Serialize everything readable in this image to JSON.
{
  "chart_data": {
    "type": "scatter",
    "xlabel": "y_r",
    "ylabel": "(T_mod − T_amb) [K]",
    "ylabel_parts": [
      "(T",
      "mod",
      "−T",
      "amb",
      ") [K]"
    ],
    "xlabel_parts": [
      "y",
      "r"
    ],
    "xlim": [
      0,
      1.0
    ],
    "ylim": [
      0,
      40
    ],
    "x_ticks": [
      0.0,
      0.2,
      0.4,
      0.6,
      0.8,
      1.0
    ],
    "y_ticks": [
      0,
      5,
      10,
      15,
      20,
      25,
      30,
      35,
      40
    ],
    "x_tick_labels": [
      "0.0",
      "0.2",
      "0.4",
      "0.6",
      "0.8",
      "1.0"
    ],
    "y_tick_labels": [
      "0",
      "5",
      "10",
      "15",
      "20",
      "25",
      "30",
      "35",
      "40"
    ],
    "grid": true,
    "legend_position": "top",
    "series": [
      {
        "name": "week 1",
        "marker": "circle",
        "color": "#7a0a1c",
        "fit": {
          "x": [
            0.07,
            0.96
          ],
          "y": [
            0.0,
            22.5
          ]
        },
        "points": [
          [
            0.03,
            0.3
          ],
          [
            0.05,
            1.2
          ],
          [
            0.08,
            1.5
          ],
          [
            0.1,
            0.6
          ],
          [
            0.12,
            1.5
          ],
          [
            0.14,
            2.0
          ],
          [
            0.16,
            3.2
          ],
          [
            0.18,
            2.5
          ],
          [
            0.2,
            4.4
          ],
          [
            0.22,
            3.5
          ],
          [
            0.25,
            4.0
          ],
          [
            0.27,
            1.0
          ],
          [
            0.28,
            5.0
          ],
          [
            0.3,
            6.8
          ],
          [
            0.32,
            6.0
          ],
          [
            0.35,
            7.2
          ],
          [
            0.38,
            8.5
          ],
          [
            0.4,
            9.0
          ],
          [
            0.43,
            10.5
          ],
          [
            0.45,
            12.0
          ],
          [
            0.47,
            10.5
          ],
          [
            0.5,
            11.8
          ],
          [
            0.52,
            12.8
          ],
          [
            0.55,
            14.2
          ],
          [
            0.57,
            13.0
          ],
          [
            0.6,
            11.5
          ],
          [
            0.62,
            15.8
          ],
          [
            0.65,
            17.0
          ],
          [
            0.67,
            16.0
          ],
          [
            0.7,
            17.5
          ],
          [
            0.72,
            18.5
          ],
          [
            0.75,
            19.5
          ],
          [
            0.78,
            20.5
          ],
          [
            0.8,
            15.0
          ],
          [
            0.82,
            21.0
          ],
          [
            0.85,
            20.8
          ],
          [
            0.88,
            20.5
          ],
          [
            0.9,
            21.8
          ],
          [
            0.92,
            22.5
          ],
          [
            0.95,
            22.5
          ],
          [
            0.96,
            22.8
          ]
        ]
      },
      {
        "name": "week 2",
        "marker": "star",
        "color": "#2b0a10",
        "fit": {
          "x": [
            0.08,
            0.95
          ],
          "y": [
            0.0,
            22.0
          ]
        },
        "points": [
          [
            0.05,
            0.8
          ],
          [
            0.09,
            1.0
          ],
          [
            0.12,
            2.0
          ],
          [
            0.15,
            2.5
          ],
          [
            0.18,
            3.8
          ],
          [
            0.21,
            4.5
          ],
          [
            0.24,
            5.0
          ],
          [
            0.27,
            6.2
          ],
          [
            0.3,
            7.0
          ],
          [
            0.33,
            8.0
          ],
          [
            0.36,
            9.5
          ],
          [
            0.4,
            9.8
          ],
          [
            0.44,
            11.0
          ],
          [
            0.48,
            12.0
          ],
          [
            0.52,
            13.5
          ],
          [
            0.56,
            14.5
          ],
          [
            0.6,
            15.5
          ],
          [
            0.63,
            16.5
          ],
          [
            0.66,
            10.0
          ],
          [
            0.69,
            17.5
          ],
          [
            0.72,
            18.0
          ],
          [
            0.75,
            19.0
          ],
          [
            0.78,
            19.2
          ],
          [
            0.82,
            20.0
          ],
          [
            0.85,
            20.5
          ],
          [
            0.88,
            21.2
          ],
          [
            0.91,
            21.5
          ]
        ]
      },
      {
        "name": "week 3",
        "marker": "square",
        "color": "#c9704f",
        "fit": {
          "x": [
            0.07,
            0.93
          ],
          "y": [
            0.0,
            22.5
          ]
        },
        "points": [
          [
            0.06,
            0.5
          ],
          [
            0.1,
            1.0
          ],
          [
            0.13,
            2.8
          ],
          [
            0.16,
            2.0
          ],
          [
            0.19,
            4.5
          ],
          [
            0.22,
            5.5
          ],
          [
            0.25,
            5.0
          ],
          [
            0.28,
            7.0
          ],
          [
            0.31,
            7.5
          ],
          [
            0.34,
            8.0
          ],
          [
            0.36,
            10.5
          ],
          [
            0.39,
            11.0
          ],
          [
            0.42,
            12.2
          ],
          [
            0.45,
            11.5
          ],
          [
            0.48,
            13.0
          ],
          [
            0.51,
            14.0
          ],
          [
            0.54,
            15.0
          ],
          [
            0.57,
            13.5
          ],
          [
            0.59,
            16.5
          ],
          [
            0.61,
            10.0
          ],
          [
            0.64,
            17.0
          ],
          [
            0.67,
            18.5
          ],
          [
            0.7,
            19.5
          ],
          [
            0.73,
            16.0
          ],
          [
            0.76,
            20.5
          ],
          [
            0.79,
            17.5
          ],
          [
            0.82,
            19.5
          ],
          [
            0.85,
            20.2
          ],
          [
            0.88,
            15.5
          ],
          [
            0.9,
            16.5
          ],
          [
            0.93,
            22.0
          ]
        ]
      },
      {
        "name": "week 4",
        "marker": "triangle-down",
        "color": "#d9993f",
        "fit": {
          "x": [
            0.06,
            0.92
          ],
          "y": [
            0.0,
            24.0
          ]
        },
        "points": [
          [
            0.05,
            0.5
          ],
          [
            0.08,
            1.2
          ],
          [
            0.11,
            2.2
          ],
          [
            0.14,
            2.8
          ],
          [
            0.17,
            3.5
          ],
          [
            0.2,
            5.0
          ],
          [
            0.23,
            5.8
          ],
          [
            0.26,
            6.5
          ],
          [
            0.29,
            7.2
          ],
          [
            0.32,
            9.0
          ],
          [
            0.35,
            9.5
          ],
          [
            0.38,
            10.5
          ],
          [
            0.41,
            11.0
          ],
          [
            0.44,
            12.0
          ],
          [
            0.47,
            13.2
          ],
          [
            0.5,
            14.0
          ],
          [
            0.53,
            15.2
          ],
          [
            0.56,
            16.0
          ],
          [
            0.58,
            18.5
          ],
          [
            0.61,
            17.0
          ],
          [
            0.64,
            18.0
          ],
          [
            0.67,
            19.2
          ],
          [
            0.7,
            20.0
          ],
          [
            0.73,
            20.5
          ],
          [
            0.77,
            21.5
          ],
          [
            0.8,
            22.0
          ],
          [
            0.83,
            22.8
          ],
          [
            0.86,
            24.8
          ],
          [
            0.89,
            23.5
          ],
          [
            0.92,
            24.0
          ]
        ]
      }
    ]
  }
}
------------------------------------
From the data above, extract every line in its exact form.

RESULT.
Serialize everything readable in this image to JSON.
{
  "chart_data": {
    "type": "scatter",
    "xlabel": "y_r",
    "ylabel": "(T_mod − T_amb) [K]",
    "ylabel_parts": [
      "(T",
      "mod",
      "−T",
      "amb",
      ") [K]"
    ],
    "xlabel_parts": [
      "y",
      "r"
    ],
    "xlim": [
      0,
      1.0
    ],
    "ylim": [
      0,
      40
    ],
    "x_ticks": [
      0.0,
      0.2,
      0.4,
      0.6,
      0.8,
      1.0
    ],
    "y_ticks": [
      0,
      5,
      10,
      15,
      20,
      25,
      30,
      35,
      40
    ],
    "x_tick_labels": [
      "0.0",
      "0.2",
      "0.4",
      "0.6",
      "0.8",
      "1.0"
    ],
    "y_tick_labels": [
      "0",
      "5",
      "10",
      "15",
      "20",
      "25",
      "30",
      "35",
      "40"
    ],
    "grid": true,
    "legend_position": "top",
    "series": [
      {
        "name": "week 1",
        "marker": "circle",
        "color": "#7a0a1c",
        "fit": {
          "x": [
            0.07,
            0.96
          ],
          "y": [
            0.0,
            22.5
          ]
        },
        "points": [
          [
            0.03,
            0.3
          ],
          [
            0.05,
            1.2
          ],
          [
            0.08,
            1.5
          ],
          [
            0.1,
            0.6
          ],
          [
            0.12,
            1.5
          ],
          [
            0.14,
            2.0
          ],
          [
            0.16,
            3.2
          ],
          [
            0.18,
            2.5
          ],
          [
            0.2,
            4.4
          ],
          [
            0.22,
            3.5
          ],
          [
            0.25,
            4.0
          ],
          [
            0.27,
            1.0
          ],
          [
            0.28,
            5.0
          ],
          [
            0.3,
            6.8
          ],
          [
            0.32,
            6.0
          ],
          [
            0.35,
            7.2
          ],
          [
            0.38,
            8.5
          ],
          [
            0.4,
            9.0
          ],
          [
            0.43,
            10.5
          ],
          [
            0.45,
            12.0
          ],
          [
            0.47,
            10.5
          ],
          [
            0.5,
            11.8
          ],
          [
            0.52,
            12.8
          ],
          [
            0.55,
            14.2
          ],
          [
            0.57,
            13.0
          ],
          [
            0.6,
            11.5
          ],
          [
            0.62,
            15.8
          ],
          [
            0.65,
            17.0
          ],
          [
            0.67,
            16.0
          ],
          [
            0.7,
            17.5
          ],
          [
            0.72,
            18.5
          ],
          [
            0.75,
            19.5
          ],
          [
            0.78,
            20.5
          ],
          [
            0.8,
            15.0
          ],
          [
            0.82,
            21.0
          ],
          [
            0.85,
            20.8
          ],
          [
            0.88,
            20.5
          ],
          [
            0.9,
            21.8
          ],
          [
            0.92,
            22.5
          ],
          [
            0.95,
            22.5
          ],
          [
            0.96,
            22.8
          ]
        ]
      },
      {
        "name": "week 2",
        "marker": "star",
        "color": "#2b0a10",
        "fit": {
          "x": [
            0.08,
            0.95
          ],
          "y": [
            0.0,
            22.0
          ]
        },
        "points": [
          [
            0.05,
            0.8
          ],
          [
            0.09,
            1.0
          ],
          [
            0.12,
            2.0
          ],
          [
            0.15,
            2.5
          ],
          [
            0.18,
            3.8
          ],
          [
            0.21,
            4.5
          ],
          [
            0.24,
            5.0
          ],
          [
            0.27,
            6.2
          ],
          [
            0.3,
            7.0
          ],
          [
            0.33,
            8.0
          ],
          [
            0.36,
            9.5
          ],
          [
            0.4,
            9.8
          ],
          [
            0.44,
            11.0
          ],
          [
            0.48,
            12.0
          ],
          [
            0.52,
            13.5
          ],
          [
            0.56,
            14.5
          ],
          [
            0.6,
            15.5
          ],
          [
            0.63,
            16.5
          ],
          [
            0.66,
            10.0
          ],
          [
            0.69,
            17.5
          ],
          [
            0.72,
            18.0
          ],
          [
            0.75,
            19.0
          ],
          [
            0.78,
            19.2
          ],
          [
            0.82,
            20.0
          ],
          [
            0.85,
            20.5
          ],
          [
            0.88,
            21.2
          ],
          [
            0.91,
            21.5
          ]
        ]
      },
      {
        "name": "week 3",
        "marker": "square",
        "color": "#c9704f",
        "fit": {
          "x": [
            0.07,
            0.93
          ],
          "y": [
            0.0,
            22.5
          ]
        },
        "points": [
          [
            0.06,
            0.5
          ],
          [
            0.1,
            1.0
          ],
          [
            0.13,
            2.8
          ],
          [
            0.16,
            2.0
          ],
          [
            0.19,
            4.5
          ],
          [
            0.22,
            5.5
          ],
          [
            0.25,
            5.0
          ],
          [
            0.28,
            7.0
          ],
          [
            0.31,
            7.5
          ],
          [
            0.34,
            8.0
          ],
          [
            0.36,
            10.5
          ],
          [
            0.39,
            11.0
          ],
          [
            0.42,
            12.2
          ],
          [
            0.45,
            11.5
          ],
          [
            0.48,
            13.0
          ],
          [
            0.51,
            14.0
          ],
          [
            0.54,
            15.0
          ],
          [
            0.57,
            13.5
          ],
          [
            0.59,
            16.5
          ],
          [
            0.61,
            10.0
          ],
          [
            0.64,
            17.0
          ],
          [
            0.67,
            18.5
          ],
          [
            0.7,
            19.5
          ],
          [
            0.73,
            16.0
          ],
          [
            0.76,
            20.5
          ],
          [
            0.79,
            17.5
          ],
          [
            0.82,
            19.5
          ],
          [
            0.85,
            20.2
          ],
          [
            0.88,
            15.5
          ],
          [
            0.9,
            16.5
          ],
          [
            0.93,
            22.0
          ]
        ]
      },
      {
        "name": "week 4",
        "marker": "triangle-down",
        "color": "#d9993f",
        "fit": {
          "x": [
            0.06,
            0.92
          ],
          "y": [
            0.0,
            24.0
          ]
        },
        "points": [
          [
            0.05,
            0.5
          ],
          [
            0.08,
            1.2
          ],
          [
            0.11,
            2.2
          ],
          [
            0.14,
            2.8
          ],
          [
            0.17,
            3.5
          ],
          [
            0.2,
            5.0
          ],
          [
            0.23,
            5.8
          ],
          [
            0.26,
            6.5
          ],
          [
            0.29,
            7.2
          ],
          [
            0.32,
            9.0
          ],
          [
            0.35,
            9.5
          ],
          [
            0.38,
            10.5
          ],
          [
            0.41,
            11.0
          ],
          [
            0.44,
            12.0
          ],
          [
            0.47,
            13.2
          ],
          [
            0.5,
            14.0
          ],
          [
            0.53,
            15.2
          ],
          [
            0.56,
            16.0
          ],
          [
            0.58,
            18.5
          ],
          [
            0.61,
            17.0
          ],
          [
            0.64,
            18.0
          ],
          [
            0.67,
            19.2
          ],
          [
            0.7,
            20.0
          ],
          [
            0.73,
            20.5
          ],
          [
            0.77,
            21.5
          ],
          [
            0.8,
            22.0
          ],
          [
            0.83,
            22.8
          ],
          [
            0.86,
            24.8
          ],
          [
            0.89,
            23.5
          ],
          [
            0.92,
            24.0
          ]
        ]
      }
    ]
  }
}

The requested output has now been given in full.